Dataset entries:
################

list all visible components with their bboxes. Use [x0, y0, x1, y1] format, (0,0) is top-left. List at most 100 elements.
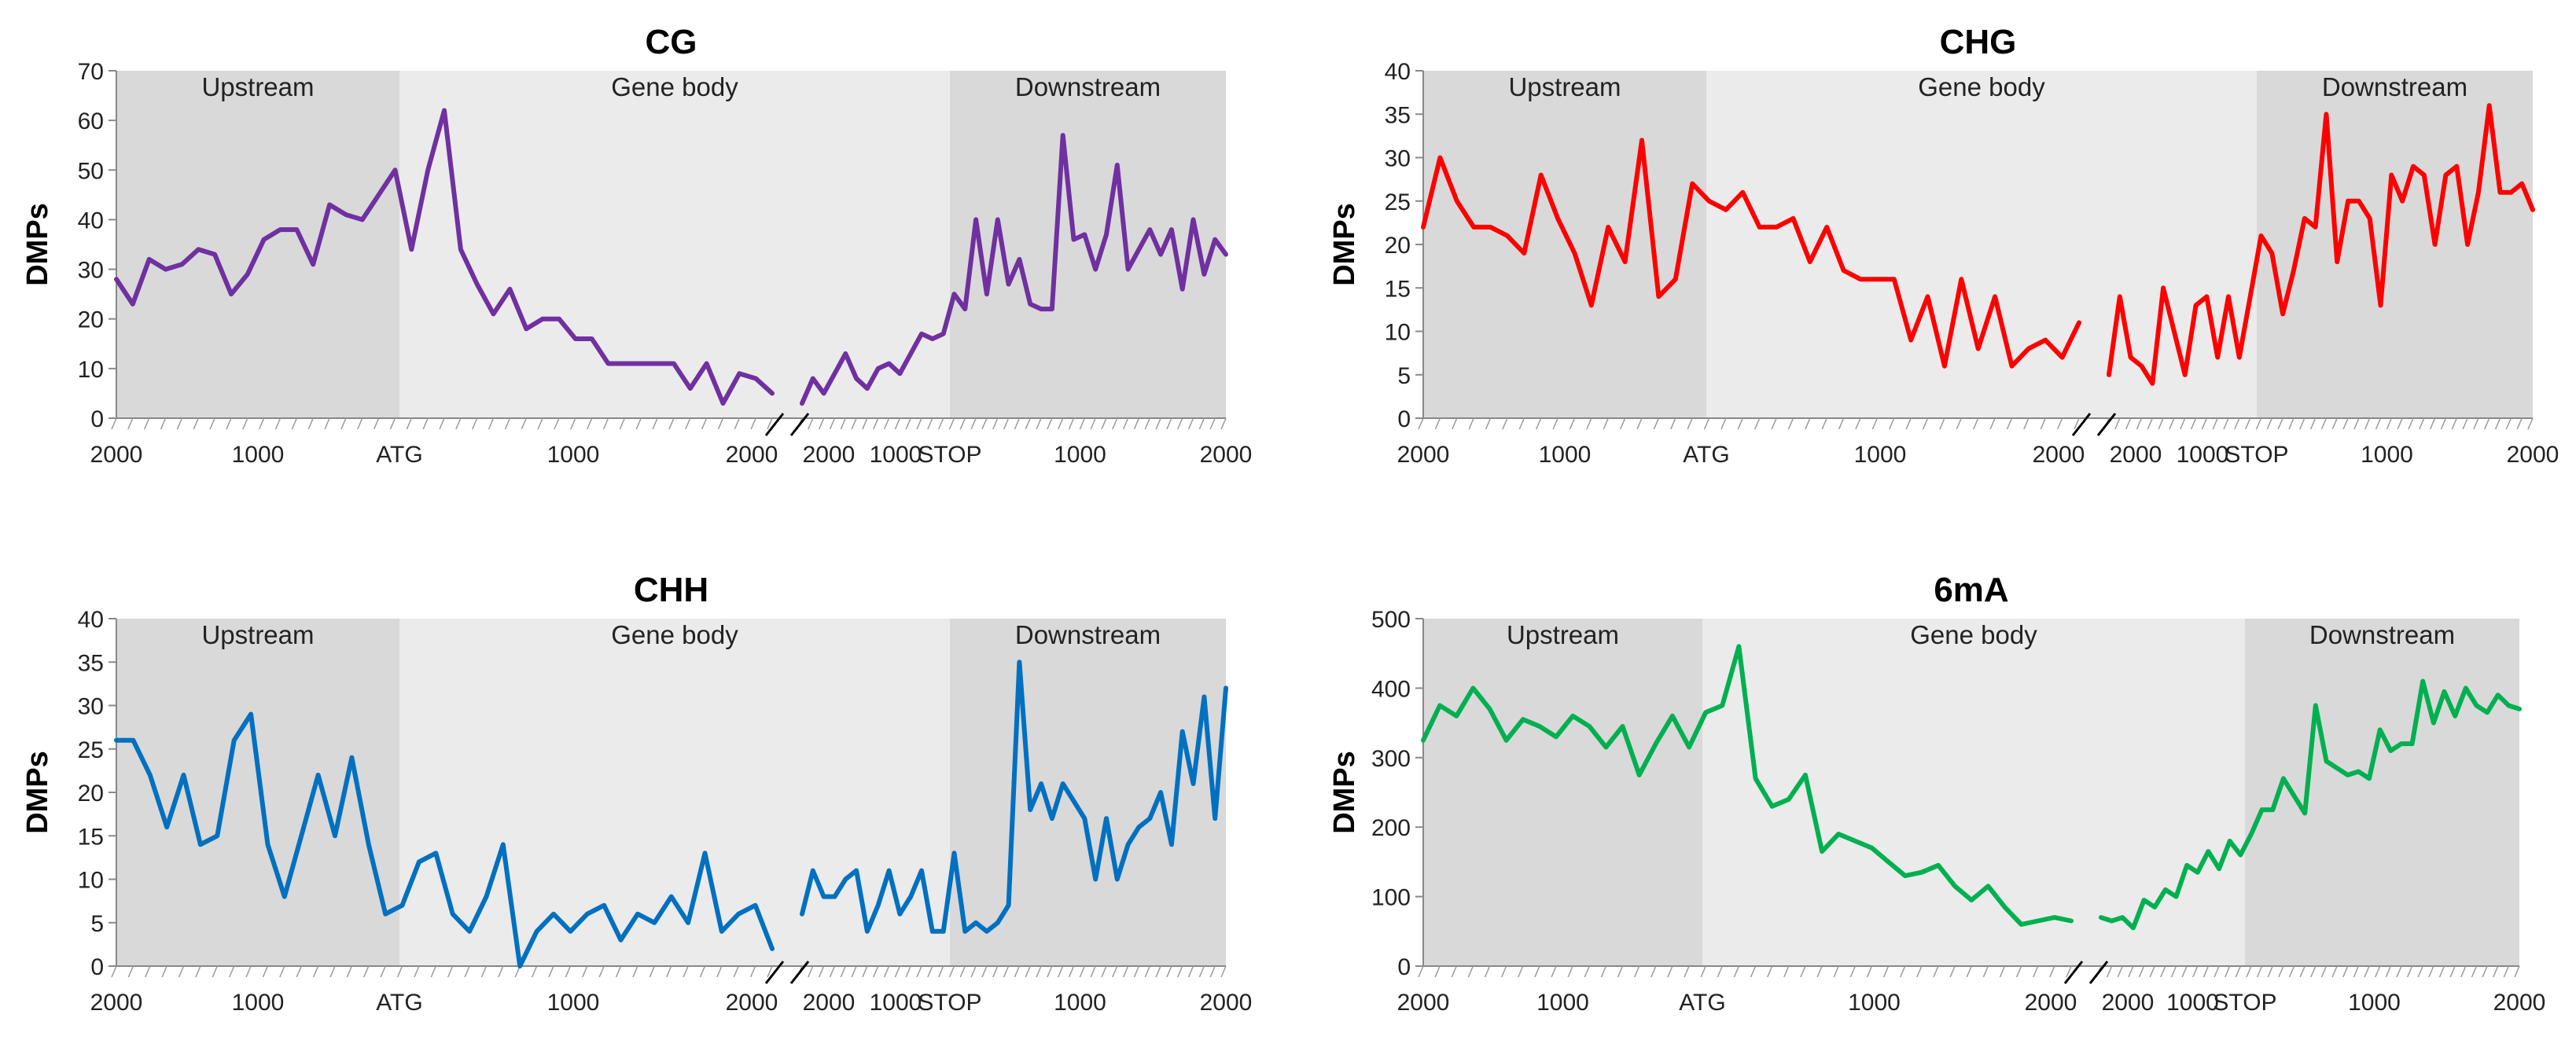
- x-minor-tick: [2342, 417, 2349, 430]
- x-minor-tick: [767, 965, 773, 978]
- x-minor-tick: [970, 417, 977, 430]
- x-minor-tick: [1636, 417, 1643, 430]
- x-minor-tick: [1025, 417, 1031, 430]
- x-minor-tick: [1754, 417, 1761, 430]
- x-minor-tick: [145, 965, 151, 978]
- x-minor-tick: [1187, 417, 1194, 430]
- y-tick-label: 40: [78, 607, 104, 633]
- x-minor-tick: [480, 965, 488, 978]
- x-minor-tick: [2049, 965, 2055, 978]
- x-minor-tick: [701, 417, 708, 430]
- x-minor-tick: [1866, 965, 1873, 978]
- x-minor-tick: [2331, 417, 2338, 430]
- region-label: Gene body: [1910, 620, 2037, 649]
- x-tick-label: 2000: [1200, 442, 1253, 468]
- x-minor-tick: [2299, 965, 2306, 978]
- x-minor-tick: [548, 965, 554, 978]
- x-tick-label: 2000: [1200, 990, 1253, 1016]
- x-minor-tick: [992, 417, 999, 430]
- x-tick-label: STOP: [918, 990, 981, 1016]
- x-minor-tick: [2128, 965, 2134, 978]
- y-tick-label: 400: [1371, 676, 1411, 702]
- y-tick-label: 5: [1397, 363, 1411, 389]
- x-minor-tick: [1144, 965, 1150, 978]
- axis-break-mark: [764, 413, 785, 436]
- region-label: Upstream: [1507, 620, 1619, 649]
- x-minor-tick: [1800, 965, 1806, 978]
- x-minor-tick: [1567, 965, 1573, 978]
- x-minor-tick: [808, 417, 814, 430]
- x-minor-tick: [1418, 965, 1424, 978]
- series-line-upstream-genebody: [1421, 138, 2081, 369]
- x-minor-tick: [1989, 417, 1996, 430]
- y-tick-label: 35: [1385, 102, 1411, 128]
- x-minor-tick: [195, 965, 201, 978]
- x-minor-tick: [2527, 417, 2534, 430]
- y-tick-label: 30: [78, 258, 104, 284]
- x-tick-label: 2000: [1397, 442, 1450, 468]
- x-minor-tick: [2320, 417, 2328, 430]
- x-minor-tick: [1166, 417, 1172, 430]
- x-minor-tick: [582, 965, 588, 978]
- x-minor-tick: [1101, 417, 1107, 430]
- x-minor-tick: [1047, 417, 1053, 430]
- x-minor-tick: [2149, 965, 2155, 978]
- x-minor-tick: [937, 965, 944, 978]
- x-minor-tick: [127, 965, 134, 978]
- x-minor-tick: [373, 417, 380, 430]
- y-tick-label: 15: [1385, 276, 1411, 302]
- x-minor-tick: [2147, 417, 2153, 430]
- x-minor-tick: [212, 965, 218, 978]
- x-minor-tick: [1805, 417, 1811, 430]
- x-minor-tick: [1933, 965, 1939, 978]
- x-minor-tick: [2419, 417, 2425, 430]
- region-genebody-bg: [1702, 619, 2245, 966]
- x-minor-tick: [937, 417, 944, 430]
- y-tick-label: 35: [78, 650, 104, 676]
- x-tick-label: 2000: [726, 442, 778, 468]
- x-minor-tick: [2310, 965, 2317, 978]
- x-minor-tick: [1500, 965, 1507, 978]
- x-minor-tick: [193, 417, 199, 430]
- x-minor-tick: [602, 417, 609, 430]
- x-minor-tick: [324, 417, 330, 430]
- x-minor-tick: [1833, 965, 1839, 978]
- x-minor-tick: [488, 417, 495, 430]
- x-minor-tick: [2015, 965, 2022, 978]
- region-upstream-bg: [116, 71, 399, 418]
- y-tick-label: 60: [78, 108, 104, 134]
- x-tick-label: 1000: [870, 990, 922, 1016]
- x-tick-label: 2000: [726, 990, 778, 1016]
- x-minor-tick: [883, 965, 890, 978]
- x-minor-tick: [161, 965, 167, 978]
- x-minor-tick: [927, 417, 933, 430]
- x-minor-tick: [178, 965, 185, 978]
- x-minor-tick: [226, 417, 232, 430]
- x-tick-label: 2000: [2110, 442, 2162, 468]
- x-minor-tick: [1112, 965, 1118, 978]
- x-minor-tick: [1855, 417, 1861, 430]
- x-minor-tick: [2225, 965, 2231, 978]
- x-minor-tick: [927, 965, 933, 978]
- x-minor-tick: [1767, 965, 1773, 978]
- axis-break-mark: [2071, 413, 2092, 436]
- x-minor-tick: [2136, 417, 2143, 430]
- axis-break-mark: [2088, 961, 2109, 984]
- x-minor-tick: [1220, 965, 1227, 978]
- x-minor-tick: [1518, 417, 1525, 430]
- x-minor-tick: [1617, 965, 1624, 978]
- x-minor-tick: [1536, 417, 1542, 430]
- x-tick-label: STOP: [2225, 442, 2288, 468]
- x-tick-label: 2000: [803, 442, 856, 468]
- x-minor-tick: [2234, 417, 2240, 430]
- x-minor-tick: [862, 417, 868, 430]
- x-minor-tick: [2482, 965, 2488, 978]
- region-label: Gene body: [611, 72, 738, 101]
- x-minor-tick: [1025, 965, 1031, 978]
- region-upstream-bg: [1423, 71, 1706, 418]
- x-tick-label: 2000: [803, 990, 856, 1016]
- x-minor-tick: [1956, 417, 1962, 430]
- x-minor-tick: [2462, 417, 2468, 430]
- x-minor-tick: [2212, 417, 2218, 430]
- x-minor-tick: [1036, 965, 1042, 978]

################

PROBLEM:
Please set the data above down exactly, with the pictures removed.

WRITTEN SOLUTION:
list all visible components with their bboxes. Use [x0, y0, x1, y1] format, (0,0) is top-left. List at most 100 elements.
- x-minor-tick: [2342, 417, 2349, 430]
- x-minor-tick: [767, 965, 773, 978]
- x-minor-tick: [970, 417, 977, 430]
- x-minor-tick: [1636, 417, 1643, 430]
- x-minor-tick: [1025, 417, 1031, 430]
- x-minor-tick: [1754, 417, 1761, 430]
- x-minor-tick: [145, 965, 151, 978]
- x-minor-tick: [1187, 417, 1194, 430]
- y-tick-label: 40: [78, 607, 104, 633]
- x-minor-tick: [480, 965, 488, 978]
- x-minor-tick: [2049, 965, 2055, 978]
- x-minor-tick: [701, 417, 708, 430]
- x-minor-tick: [1866, 965, 1873, 978]
- x-minor-tick: [2331, 417, 2338, 430]
- region-label: Gene body: [1910, 620, 2037, 649]
- x-tick-label: 2000: [1200, 442, 1253, 468]
- x-minor-tick: [2299, 965, 2306, 978]
- x-minor-tick: [548, 965, 554, 978]
- x-tick-label: 2000: [1200, 990, 1253, 1016]
- x-minor-tick: [992, 417, 999, 430]
- x-tick-label: STOP: [918, 990, 981, 1016]
- x-minor-tick: [2128, 965, 2134, 978]
- y-tick-label: 400: [1371, 676, 1411, 702]
- y-tick-label: 5: [1397, 363, 1411, 389]
- x-minor-tick: [1144, 965, 1150, 978]
- axis-break-mark: [764, 413, 785, 436]
- region-label: Upstream: [1507, 620, 1619, 649]
- x-minor-tick: [1800, 965, 1806, 978]
- x-minor-tick: [1567, 965, 1573, 978]
- x-minor-tick: [808, 417, 814, 430]
- x-minor-tick: [1418, 965, 1424, 978]
- series-line-upstream-genebody: [1421, 138, 2081, 369]
- x-minor-tick: [1989, 417, 1996, 430]
- y-tick-label: 35: [1385, 102, 1411, 128]
- x-minor-tick: [195, 965, 201, 978]
- x-minor-tick: [2527, 417, 2534, 430]
- y-tick-label: 30: [78, 258, 104, 284]
- x-tick-label: 2000: [1397, 442, 1450, 468]
- x-minor-tick: [2320, 417, 2328, 430]
- x-minor-tick: [1166, 417, 1172, 430]
- x-minor-tick: [582, 965, 588, 978]
- x-minor-tick: [1101, 417, 1107, 430]
- x-minor-tick: [1047, 417, 1053, 430]
- x-minor-tick: [2149, 965, 2155, 978]
- x-minor-tick: [937, 965, 944, 978]
- x-minor-tick: [127, 965, 134, 978]
- x-minor-tick: [373, 417, 380, 430]
- y-tick-label: 15: [1385, 276, 1411, 302]
- x-minor-tick: [2147, 417, 2153, 430]
- x-minor-tick: [212, 965, 218, 978]
- x-minor-tick: [1805, 417, 1811, 430]
- x-minor-tick: [1933, 965, 1939, 978]
- x-minor-tick: [2419, 417, 2425, 430]
- region-genebody-bg: [1702, 619, 2245, 966]
- x-minor-tick: [937, 417, 944, 430]
- y-tick-label: 35: [78, 650, 104, 676]
- x-tick-label: 2000: [726, 442, 778, 468]
- x-minor-tick: [2310, 965, 2317, 978]
- x-minor-tick: [1500, 965, 1507, 978]
- x-minor-tick: [193, 417, 199, 430]
- x-minor-tick: [602, 417, 609, 430]
- x-minor-tick: [324, 417, 330, 430]
- x-minor-tick: [1833, 965, 1839, 978]
- x-minor-tick: [488, 417, 495, 430]
- x-minor-tick: [2015, 965, 2022, 978]
- region-upstream-bg: [116, 71, 399, 418]
- y-tick-label: 60: [78, 108, 104, 134]
- x-tick-label: 1000: [870, 990, 922, 1016]
- x-tick-label: 2000: [726, 990, 778, 1016]
- x-minor-tick: [883, 965, 890, 978]
- x-minor-tick: [161, 965, 167, 978]
- x-minor-tick: [927, 417, 933, 430]
- x-minor-tick: [178, 965, 185, 978]
- x-minor-tick: [226, 417, 232, 430]
- x-tick-label: 2000: [2110, 442, 2162, 468]
- x-minor-tick: [1112, 965, 1118, 978]
- x-minor-tick: [1855, 417, 1861, 430]
- x-minor-tick: [2225, 965, 2231, 978]
- x-minor-tick: [927, 965, 933, 978]
- x-minor-tick: [1767, 965, 1773, 978]
- axis-break-mark: [2071, 413, 2092, 436]
- x-minor-tick: [2136, 417, 2143, 430]
- axis-break-mark: [2088, 961, 2109, 984]
- x-minor-tick: [1220, 965, 1227, 978]
- x-minor-tick: [1518, 417, 1525, 430]
- x-minor-tick: [1617, 965, 1624, 978]
- x-minor-tick: [1536, 417, 1542, 430]
- x-tick-label: STOP: [2225, 442, 2288, 468]
- x-tick-label: 2000: [803, 442, 856, 468]
- x-minor-tick: [2234, 417, 2240, 430]
- x-minor-tick: [862, 417, 868, 430]
- x-minor-tick: [2482, 965, 2488, 978]
- region-label: Gene body: [611, 72, 738, 101]
- x-minor-tick: [1025, 965, 1031, 978]
- region-upstream-bg: [1423, 71, 1706, 418]
- x-tick-label: 2000: [803, 990, 856, 1016]
- x-minor-tick: [1956, 417, 1962, 430]
- x-minor-tick: [2462, 417, 2468, 430]
- x-minor-tick: [2212, 417, 2218, 430]
- x-minor-tick: [1036, 965, 1042, 978]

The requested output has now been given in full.